====== Provided data ======
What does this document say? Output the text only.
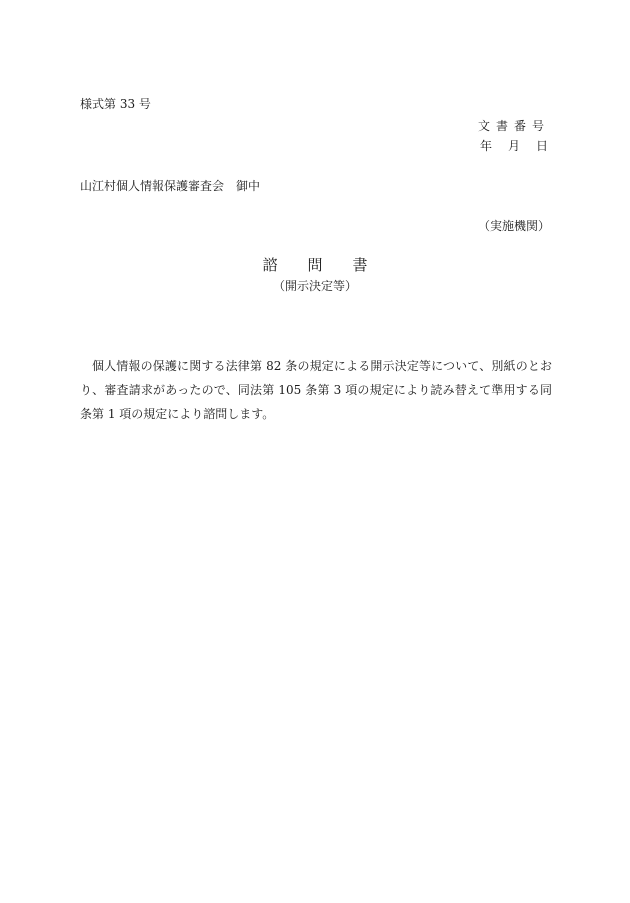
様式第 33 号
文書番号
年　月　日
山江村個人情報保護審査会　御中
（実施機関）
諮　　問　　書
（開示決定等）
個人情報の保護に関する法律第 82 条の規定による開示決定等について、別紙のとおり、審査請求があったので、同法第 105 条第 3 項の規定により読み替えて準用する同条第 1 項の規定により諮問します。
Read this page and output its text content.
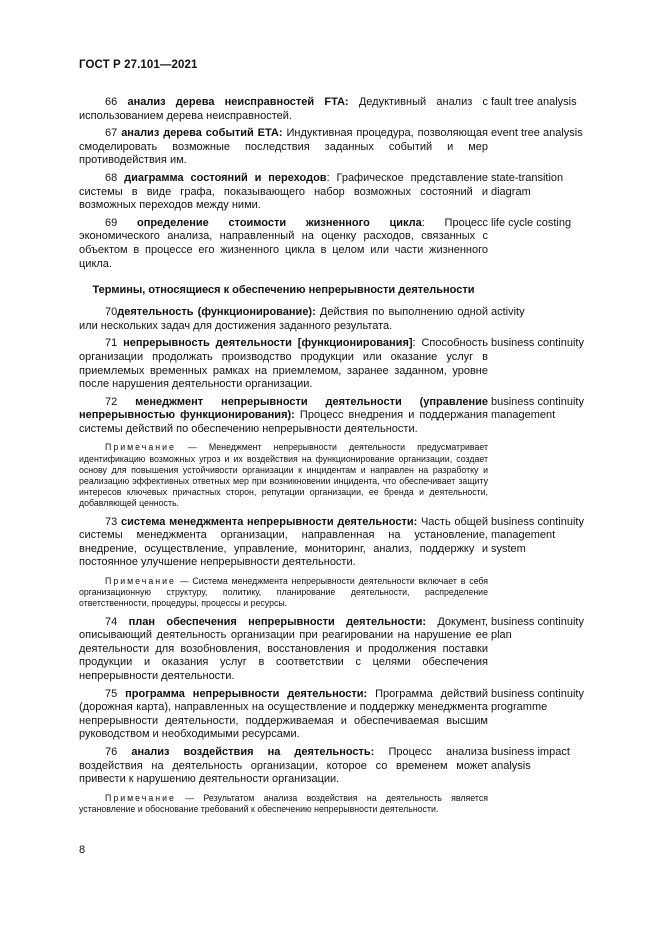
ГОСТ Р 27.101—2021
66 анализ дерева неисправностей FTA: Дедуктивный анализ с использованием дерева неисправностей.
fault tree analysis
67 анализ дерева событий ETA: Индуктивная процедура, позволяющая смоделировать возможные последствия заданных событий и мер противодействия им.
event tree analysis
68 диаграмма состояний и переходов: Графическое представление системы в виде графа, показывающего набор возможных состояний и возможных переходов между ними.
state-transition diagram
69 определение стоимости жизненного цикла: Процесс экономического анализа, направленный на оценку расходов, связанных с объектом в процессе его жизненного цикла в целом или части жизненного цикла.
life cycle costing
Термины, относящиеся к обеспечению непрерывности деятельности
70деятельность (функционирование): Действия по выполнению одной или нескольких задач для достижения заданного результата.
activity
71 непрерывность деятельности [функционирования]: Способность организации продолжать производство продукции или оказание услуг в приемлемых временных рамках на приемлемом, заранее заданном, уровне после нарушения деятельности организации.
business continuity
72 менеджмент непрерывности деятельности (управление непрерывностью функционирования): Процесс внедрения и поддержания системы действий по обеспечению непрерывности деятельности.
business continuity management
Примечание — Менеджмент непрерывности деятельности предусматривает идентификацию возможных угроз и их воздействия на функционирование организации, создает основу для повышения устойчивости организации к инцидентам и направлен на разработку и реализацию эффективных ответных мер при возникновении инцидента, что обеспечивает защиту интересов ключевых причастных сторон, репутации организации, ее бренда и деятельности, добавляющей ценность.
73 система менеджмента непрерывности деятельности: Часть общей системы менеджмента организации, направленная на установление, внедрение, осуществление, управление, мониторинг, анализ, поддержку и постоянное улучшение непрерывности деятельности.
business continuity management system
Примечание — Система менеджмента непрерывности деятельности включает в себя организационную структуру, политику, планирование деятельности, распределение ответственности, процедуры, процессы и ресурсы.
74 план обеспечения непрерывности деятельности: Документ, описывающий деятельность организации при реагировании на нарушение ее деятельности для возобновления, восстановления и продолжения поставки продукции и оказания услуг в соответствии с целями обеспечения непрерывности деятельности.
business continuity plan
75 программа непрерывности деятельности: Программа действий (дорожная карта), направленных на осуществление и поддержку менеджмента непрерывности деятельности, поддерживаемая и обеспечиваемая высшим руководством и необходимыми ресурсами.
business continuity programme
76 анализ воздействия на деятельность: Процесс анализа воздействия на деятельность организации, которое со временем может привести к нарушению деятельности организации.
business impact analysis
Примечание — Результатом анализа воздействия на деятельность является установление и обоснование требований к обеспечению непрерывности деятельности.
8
======
* What this task involves *
Copy the data exactly. Any picture it contains is to be omitted.

* Correct answer *
What does this document say? Output the text only.
様式第 33 号
文書番号
年　月　日
山江村個人情報保護審査会　御中
（実施機関）
諮　　問　　書
（開示決定等）
個人情報の保護に関する法律第 82 条の規定による開示決定等について、別紙のとおり、審査請求があったので、同法第 105 条第 3 項の規定により読み替えて準用する同条第 1 項の規定により諮問します。
Read this page and output its text content.
ГОСТ Р 27.101—2021
66 анализ дерева неисправностей FTA: Дедуктивный анализ с использованием дерева неисправностей.
fault tree analysis
67 анализ дерева событий ETA: Индуктивная процедура, позволяющая смоделировать возможные последствия заданных событий и мер противодействия им.
event tree analysis
68 диаграмма состояний и переходов: Графическое представление системы в виде графа, показывающего набор возможных состояний и возможных переходов между ними.
state-transition diagram
69 определение стоимости жизненного цикла: Процесс экономического анализа, направленный на оценку расходов, связанных с объектом в процессе его жизненного цикла в целом или части жизненного цикла.
life cycle costing
Термины, относящиеся к обеспечению непрерывности деятельности
70деятельность (функционирование): Действия по выполнению одной или нескольких задач для достижения заданного результата.
activity
71 непрерывность деятельности [функционирования]: Способность организации продолжать производство продукции или оказание услуг в приемлемых временных рамках на приемлемом, заранее заданном, уровне после нарушения деятельности организации.
business continuity
72 менеджмент непрерывности деятельности (управление непрерывностью функционирования): Процесс внедрения и поддержания системы действий по обеспечению непрерывности деятельности.
business continuity management
Примечание — Менеджмент непрерывности деятельности предусматривает идентификацию возможных угроз и их воздействия на функционирование организации, создает основу для повышения устойчивости организации к инцидентам и направлен на разработку и реализацию эффективных ответных мер при возникновении инцидента, что обеспечивает защиту интересов ключевых причастных сторон, репутации организации, ее бренда и деятельности, добавляющей ценность.
73 система менеджмента непрерывности деятельности: Часть общей системы менеджмента организации, направленная на установление, внедрение, осуществление, управление, мониторинг, анализ, поддержку и постоянное улучшение непрерывности деятельности.
business continuity management system
Примечание — Система менеджмента непрерывности деятельности включает в себя организационную структуру, политику, планирование деятельности, распределение ответственности, процедуры, процессы и ресурсы.
74 план обеспечения непрерывности деятельности: Документ, описывающий деятельность организации при реагировании на нарушение ее деятельности для возобновления, восстановления и продолжения поставки продукции и оказания услуг в соответствии с целями обеспечения непрерывности деятельности.
business continuity plan
75 программа непрерывности деятельности: Программа действий (дорожная карта), направленных на осуществление и поддержку менеджмента непрерывности деятельности, поддерживаемая и обеспечиваемая высшим руководством и необходимыми ресурсами.
business continuity programme
76 анализ воздействия на деятельность: Процесс анализа воздействия на деятельность организации, которое со временем может привести к нарушению деятельности организации.
business impact analysis
Примечание — Результатом анализа воздействия на деятельность является установление и обоснование требований к обеспечению непрерывности деятельности.
8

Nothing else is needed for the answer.